§ **OBJECTIVE**
Collect all lines containing the word "EBITDA" from the data.

§ **DATA LINES**
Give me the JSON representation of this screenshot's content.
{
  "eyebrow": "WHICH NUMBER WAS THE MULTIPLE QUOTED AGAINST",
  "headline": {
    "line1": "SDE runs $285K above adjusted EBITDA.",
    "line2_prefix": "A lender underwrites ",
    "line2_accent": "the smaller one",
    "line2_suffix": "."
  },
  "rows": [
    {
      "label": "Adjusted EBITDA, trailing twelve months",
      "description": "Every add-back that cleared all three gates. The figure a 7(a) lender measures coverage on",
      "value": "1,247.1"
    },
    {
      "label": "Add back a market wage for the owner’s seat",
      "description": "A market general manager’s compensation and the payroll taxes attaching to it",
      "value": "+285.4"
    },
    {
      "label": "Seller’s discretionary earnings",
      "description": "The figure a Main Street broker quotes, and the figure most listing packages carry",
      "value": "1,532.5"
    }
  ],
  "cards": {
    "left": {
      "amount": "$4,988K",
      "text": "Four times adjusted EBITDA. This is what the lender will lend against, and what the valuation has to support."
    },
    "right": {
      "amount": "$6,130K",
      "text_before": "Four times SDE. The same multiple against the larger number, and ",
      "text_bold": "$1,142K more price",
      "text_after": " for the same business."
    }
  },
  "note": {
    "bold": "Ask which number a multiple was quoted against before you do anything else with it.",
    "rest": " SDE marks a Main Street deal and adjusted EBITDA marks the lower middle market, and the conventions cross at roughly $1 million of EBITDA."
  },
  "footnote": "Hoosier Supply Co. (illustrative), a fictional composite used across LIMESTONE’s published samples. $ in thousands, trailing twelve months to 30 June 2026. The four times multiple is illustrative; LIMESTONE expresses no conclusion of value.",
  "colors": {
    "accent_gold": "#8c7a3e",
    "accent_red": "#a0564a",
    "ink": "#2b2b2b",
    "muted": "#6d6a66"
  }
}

§ **TASK SOLUTION**
    "line1": "SDE runs $285K above adjusted EBITDA.",
      "label": "Adjusted EBITDA, trailing twelve months",
      "text": "Four times adjusted EBITDA. This is what the lender will lend against, and what the valuation has to support."
    "rest": " SDE marks a Main Street deal and adjusted EBITDA marks the lower middle market, and the conventions cross at roughly $1 million of EBITDA."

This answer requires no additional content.